■ Cuplikan Dokumen ■
========================================

Dan seminggu disana off, Alhamdulillah enak sekali. Beberapa saat kemudian kami
langsung ke bagian imigrasi untuk dicek paspor dan langsung menuju pengambilan
bagasi. Pengalaman menarik dialami papaku saat pengecekan paspor, sebelumnya
Ustad Dave sudah memberi informasi kalau diimigrasi ada 2 kemungkinan
pemeriksaan. Ada yang wanita/pria terpisah atau disana bagi wanita wajib
membawa mahram laki-laki. Ternyata saat kami datang, yang berlaku adalah kemungkinan
yang pertama. Ladies first, ibu-ibu
mengantri di bagian imigrasi sedangkan bapak-bapaknya menunggu di lantai 2.
Semua jamaah laki-laki difoto dan dicek sidik jari kecuali papaku. Dan orang-orang
pun mulai bercanda kalau papaku mirip orang arab. Setelah beres kami keluar
bandara dengan bus menuju ke kota Madinah dengan jarak kurang lebih 450 km dari
Jeddah yang ditempuh kurang lebih 6 jam. Disini awal mula pertemuan kami semua
(yang di bus 6) dengan Ustad Rasyid. Dengan ramah dan sumringah ustad ini
membagikan dinner pada para jamaah
yang semuanya muka bantal karena ngantuk sambil bus berjalan menuju Madinah. Kepalaku
masih terasa sangat pening setelah naik pesawat selama itu, aku jet lag parah,
kakiku sakit karena kelamaan duduk. Selama perjalanan ke Madinah aku hanya bisa
menahan rasa pengen pipis karena toilet-toilet yang kurang bersih. Aku masih
ingat pesan mama dan kata orang-orang juga hati-hati dengan ‘batinan’ kita,
bisa langsung terlaksana. Akhirnya aku dan mama sepakat kalau tiap kita diam
atau sedang berpikir negatif, kita akan baca istighfar sebanyak-banyaknya.

========================================

■ Data ■
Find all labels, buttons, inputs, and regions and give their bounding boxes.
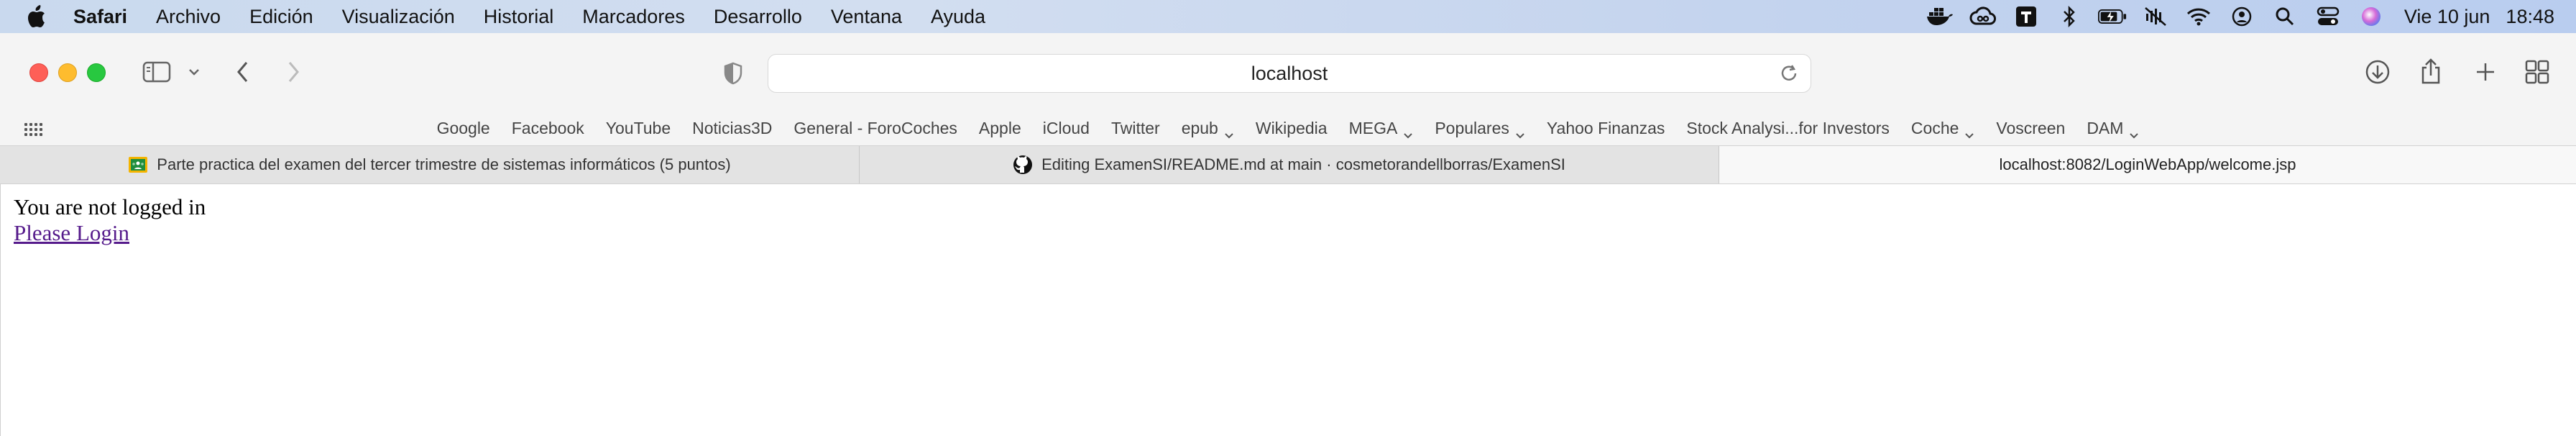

========================================

■ Soal Latihan ■
Teruskan catatan perjalanan ke Madinah itu, dimulai tepat sesudah kalimat terakhirnya. Materi tersebut tidak ada hubungannya dengan catatan perjalanan ke Madinah.

■ Jawaban Latihan ■
Sampai
di Madinah (Jumat, 9 Mei 2014)
Akhirnya
kami sampai di Madinah sekitar pukul 06.00 waktu setempat. Saat memasuki kota
suci ini, ustad Rasyid menunjukkan masjid Bir Ali yang nantinya akan menjadi
tempat miqot kami. Ustad Rasyid juga mengingatkan jangan sampai kita menyakiti
hati penduduk Madinah karena karena Rasulullah SAW sangat memuliakan penduduk
di kota ini. Tidak ketinggalan Ustad Rasyid juga menambahkan bahwa perempuan
boleh sholat jum’at dan tidak perlu sholat dhuhur. Akhirnya bus berhenti tempat
di depan hotel kami pukul 06:30. Hotel kami bernama Al Eiman Royal Al Faleh
Center yang terletak tak jauh dari Masjid Nabawi. Sesampainya di hotel kami
langsung sarapan dan masuk kamar masing-masing untuk mandi dan istirahat
sebentar. Koper bisa diambil di lantai 14. Sebelum masuk kamar yang juga
kebetulan di lantai 14, aku membantu papa mencari koper kami diantara tumpukan
koper lainnya. Mama kemudian melihat tas ustad Dave, “Ustadnya di bus 4, nggak
satu busa sama kita.” Kata mama padaku. Kecewa kecewa kecewaaa. Masuk ke kamar
aku langsung menjatuhkan tubuhku di kasur dan semua rasanya masih
berputar-putar dan lantainya gerak. Jet lag makin parah.
Hampir semua mobil warnanya putih ya, dan jarang pohon |
Madinah from room 1403 Dar Al Eiman Hotel |
Selfie dulu sama Madinah (hehe) |
Menjelang
pukul 11:00 aku dan mamaku bersiap ke Masjid Nabawi. Jujur, aku ngga pernah tau
Masjid Nabawi bahkan sampai aku hendak mengunjunginya. Sesuai sabda Rasulullah SAW
bahwa siapa yang sholat di Masjid Nabawi lebih utama daripada 1000 sholat.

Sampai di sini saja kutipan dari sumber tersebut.